- _Task objective_:
Go through the entries one line at a time, and gather every line that has the word "Brownsville".

Extracted data entries
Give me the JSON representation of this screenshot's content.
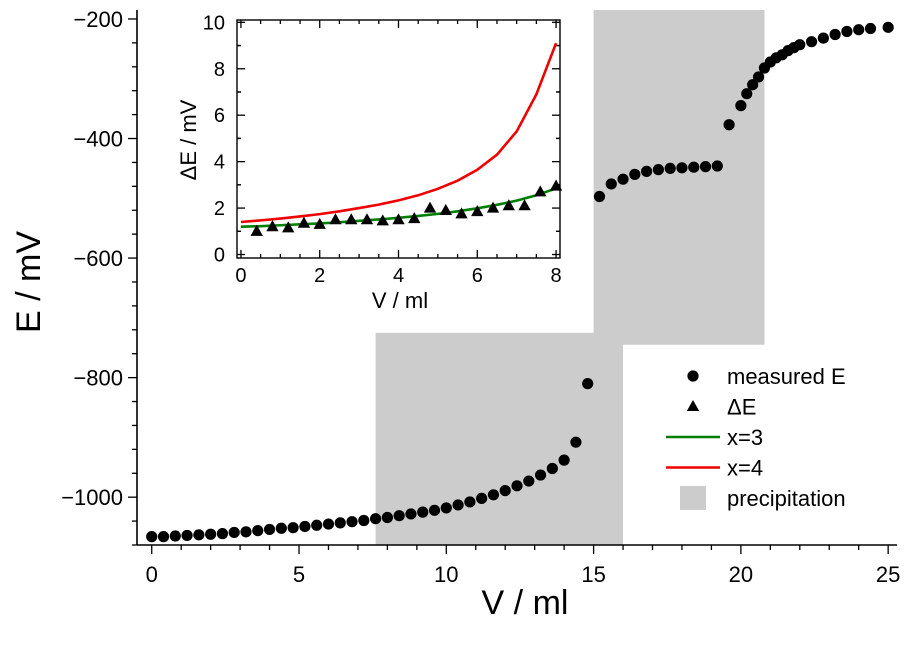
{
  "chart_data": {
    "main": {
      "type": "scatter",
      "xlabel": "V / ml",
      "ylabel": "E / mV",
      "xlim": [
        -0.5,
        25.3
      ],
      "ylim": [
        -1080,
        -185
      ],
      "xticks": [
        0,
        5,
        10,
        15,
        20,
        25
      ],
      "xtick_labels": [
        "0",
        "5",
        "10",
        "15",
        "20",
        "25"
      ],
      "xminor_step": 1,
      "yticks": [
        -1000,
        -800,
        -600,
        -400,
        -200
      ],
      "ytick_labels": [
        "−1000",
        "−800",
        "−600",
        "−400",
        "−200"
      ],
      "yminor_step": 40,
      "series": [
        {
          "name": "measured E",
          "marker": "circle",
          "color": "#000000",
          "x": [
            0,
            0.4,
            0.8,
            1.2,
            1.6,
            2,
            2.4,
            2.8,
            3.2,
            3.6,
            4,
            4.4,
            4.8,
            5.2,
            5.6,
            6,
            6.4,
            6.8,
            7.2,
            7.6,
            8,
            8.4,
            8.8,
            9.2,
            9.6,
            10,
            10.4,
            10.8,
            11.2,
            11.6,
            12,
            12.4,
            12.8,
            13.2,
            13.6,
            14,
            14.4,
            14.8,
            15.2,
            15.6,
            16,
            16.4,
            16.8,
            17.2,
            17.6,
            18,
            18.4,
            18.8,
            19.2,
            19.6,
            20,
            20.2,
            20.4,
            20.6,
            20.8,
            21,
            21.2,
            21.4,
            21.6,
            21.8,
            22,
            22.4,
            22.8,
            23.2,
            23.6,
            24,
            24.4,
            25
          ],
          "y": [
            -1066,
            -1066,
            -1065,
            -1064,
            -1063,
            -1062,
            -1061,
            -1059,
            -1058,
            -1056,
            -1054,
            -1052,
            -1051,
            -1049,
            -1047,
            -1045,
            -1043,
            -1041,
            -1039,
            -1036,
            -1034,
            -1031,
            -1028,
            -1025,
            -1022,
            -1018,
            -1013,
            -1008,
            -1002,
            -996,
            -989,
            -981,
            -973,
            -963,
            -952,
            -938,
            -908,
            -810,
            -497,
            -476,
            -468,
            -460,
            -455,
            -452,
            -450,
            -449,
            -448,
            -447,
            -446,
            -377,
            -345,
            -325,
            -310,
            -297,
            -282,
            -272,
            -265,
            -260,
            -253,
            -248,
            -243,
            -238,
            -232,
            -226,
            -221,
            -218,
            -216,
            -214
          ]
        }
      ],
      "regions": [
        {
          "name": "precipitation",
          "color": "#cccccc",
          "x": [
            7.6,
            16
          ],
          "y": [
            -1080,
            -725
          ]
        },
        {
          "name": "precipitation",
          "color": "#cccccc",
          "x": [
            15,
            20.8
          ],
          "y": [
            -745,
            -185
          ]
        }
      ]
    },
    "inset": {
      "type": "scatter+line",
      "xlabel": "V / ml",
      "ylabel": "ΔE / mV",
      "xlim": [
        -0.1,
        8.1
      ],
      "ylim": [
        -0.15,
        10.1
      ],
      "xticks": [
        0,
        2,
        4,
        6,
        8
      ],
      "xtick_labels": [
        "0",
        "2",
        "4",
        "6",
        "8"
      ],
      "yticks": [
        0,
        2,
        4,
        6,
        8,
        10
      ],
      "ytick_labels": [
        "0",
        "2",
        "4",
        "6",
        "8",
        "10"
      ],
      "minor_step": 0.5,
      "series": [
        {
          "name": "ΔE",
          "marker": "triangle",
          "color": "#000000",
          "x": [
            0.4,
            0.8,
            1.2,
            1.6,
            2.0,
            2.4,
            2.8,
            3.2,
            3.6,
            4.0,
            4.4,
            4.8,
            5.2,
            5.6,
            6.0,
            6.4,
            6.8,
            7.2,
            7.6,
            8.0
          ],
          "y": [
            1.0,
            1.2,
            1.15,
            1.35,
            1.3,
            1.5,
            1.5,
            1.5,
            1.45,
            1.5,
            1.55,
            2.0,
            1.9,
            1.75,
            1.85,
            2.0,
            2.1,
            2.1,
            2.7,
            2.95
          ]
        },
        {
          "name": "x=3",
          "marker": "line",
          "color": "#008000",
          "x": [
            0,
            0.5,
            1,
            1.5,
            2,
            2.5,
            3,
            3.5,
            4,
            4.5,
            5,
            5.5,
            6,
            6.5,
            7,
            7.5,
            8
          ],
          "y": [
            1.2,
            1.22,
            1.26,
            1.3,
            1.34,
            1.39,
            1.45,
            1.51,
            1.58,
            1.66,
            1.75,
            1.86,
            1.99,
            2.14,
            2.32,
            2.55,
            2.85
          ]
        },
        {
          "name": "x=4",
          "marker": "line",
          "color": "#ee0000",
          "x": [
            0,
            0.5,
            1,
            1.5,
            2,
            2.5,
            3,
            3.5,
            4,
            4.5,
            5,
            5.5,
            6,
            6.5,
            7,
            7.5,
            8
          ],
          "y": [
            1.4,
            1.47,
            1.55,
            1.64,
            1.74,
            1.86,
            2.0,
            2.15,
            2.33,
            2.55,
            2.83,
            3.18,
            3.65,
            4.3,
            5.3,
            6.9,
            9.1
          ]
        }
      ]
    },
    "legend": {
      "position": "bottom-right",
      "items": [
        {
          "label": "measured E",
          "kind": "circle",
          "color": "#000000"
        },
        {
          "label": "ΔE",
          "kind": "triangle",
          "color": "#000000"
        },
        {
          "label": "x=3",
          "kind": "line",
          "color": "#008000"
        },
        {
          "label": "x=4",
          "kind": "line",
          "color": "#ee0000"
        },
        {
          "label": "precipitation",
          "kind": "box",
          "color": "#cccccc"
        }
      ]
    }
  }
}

---

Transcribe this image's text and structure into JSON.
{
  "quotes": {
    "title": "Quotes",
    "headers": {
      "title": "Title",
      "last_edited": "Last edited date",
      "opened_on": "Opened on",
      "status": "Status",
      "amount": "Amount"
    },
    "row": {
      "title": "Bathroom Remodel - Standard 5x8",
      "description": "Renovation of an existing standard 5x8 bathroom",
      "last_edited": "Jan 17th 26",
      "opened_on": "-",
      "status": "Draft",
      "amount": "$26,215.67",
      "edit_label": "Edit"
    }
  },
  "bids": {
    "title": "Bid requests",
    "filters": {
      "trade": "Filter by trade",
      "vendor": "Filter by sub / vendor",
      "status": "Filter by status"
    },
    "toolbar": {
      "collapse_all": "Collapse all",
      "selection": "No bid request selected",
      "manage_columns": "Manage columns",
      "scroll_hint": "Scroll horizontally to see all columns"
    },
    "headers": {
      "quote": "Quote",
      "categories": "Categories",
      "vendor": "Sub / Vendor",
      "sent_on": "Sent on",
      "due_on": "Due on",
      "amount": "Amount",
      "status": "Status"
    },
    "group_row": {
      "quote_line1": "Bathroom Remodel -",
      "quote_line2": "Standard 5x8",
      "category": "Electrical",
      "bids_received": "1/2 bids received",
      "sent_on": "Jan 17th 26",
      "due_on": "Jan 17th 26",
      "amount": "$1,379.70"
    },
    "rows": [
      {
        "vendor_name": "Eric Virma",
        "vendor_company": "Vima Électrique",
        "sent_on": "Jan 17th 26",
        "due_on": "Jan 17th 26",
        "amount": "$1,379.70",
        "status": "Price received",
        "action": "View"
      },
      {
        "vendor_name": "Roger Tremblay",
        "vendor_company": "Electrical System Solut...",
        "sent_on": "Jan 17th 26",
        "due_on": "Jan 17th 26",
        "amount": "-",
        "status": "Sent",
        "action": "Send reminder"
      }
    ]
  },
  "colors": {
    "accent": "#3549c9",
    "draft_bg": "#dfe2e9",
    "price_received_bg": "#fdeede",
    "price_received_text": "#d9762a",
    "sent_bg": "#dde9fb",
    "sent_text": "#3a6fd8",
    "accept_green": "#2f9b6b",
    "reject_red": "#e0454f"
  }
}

==

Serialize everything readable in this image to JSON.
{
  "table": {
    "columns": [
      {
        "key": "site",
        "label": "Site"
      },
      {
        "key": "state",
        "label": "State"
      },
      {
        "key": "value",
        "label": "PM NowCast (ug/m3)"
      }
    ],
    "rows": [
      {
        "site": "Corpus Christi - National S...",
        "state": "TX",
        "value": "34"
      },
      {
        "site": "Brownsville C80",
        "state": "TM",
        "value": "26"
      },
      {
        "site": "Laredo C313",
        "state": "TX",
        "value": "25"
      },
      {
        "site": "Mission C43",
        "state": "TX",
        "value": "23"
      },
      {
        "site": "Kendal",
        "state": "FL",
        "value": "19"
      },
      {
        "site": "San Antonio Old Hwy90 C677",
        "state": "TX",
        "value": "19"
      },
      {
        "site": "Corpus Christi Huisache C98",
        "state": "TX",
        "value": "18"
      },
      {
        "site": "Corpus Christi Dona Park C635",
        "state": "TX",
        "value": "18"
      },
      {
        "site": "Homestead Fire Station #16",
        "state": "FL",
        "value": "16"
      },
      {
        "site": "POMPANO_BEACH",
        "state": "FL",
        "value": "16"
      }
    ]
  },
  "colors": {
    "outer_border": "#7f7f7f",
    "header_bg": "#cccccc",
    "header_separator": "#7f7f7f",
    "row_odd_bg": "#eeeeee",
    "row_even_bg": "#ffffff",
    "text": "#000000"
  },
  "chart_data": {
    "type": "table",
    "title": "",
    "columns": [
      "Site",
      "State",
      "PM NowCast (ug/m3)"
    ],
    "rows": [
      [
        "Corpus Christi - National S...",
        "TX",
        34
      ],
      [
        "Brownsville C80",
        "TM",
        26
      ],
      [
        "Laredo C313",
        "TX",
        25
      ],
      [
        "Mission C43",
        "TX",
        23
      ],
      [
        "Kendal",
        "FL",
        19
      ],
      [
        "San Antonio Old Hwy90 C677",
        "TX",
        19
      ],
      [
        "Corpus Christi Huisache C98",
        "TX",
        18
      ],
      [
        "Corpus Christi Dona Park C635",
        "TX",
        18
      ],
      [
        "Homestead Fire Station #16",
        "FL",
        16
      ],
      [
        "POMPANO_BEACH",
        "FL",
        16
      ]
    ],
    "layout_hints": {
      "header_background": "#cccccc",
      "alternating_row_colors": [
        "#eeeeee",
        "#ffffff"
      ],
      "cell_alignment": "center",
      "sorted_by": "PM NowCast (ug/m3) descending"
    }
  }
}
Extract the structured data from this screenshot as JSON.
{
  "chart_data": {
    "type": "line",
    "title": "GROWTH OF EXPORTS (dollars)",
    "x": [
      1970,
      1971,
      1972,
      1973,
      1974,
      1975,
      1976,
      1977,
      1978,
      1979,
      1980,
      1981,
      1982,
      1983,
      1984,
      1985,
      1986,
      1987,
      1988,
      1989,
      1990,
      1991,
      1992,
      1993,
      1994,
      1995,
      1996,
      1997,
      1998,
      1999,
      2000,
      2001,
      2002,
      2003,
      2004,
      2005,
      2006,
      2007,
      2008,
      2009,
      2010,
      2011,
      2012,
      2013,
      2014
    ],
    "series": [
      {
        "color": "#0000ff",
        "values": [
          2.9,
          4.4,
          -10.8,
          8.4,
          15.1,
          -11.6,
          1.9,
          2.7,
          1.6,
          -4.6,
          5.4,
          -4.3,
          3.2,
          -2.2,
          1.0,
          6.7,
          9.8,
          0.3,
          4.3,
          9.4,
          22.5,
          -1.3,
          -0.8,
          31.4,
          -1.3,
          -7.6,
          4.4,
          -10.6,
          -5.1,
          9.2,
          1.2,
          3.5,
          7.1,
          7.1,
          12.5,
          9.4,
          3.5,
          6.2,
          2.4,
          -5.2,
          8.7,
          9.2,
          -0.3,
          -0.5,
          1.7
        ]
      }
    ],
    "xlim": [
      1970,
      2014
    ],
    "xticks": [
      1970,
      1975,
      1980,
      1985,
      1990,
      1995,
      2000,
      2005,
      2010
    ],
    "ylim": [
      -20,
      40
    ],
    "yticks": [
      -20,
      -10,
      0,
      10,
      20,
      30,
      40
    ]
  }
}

- _Solution to the exercise_:
        "site": "Brownsville C80",
        "Brownsville C80",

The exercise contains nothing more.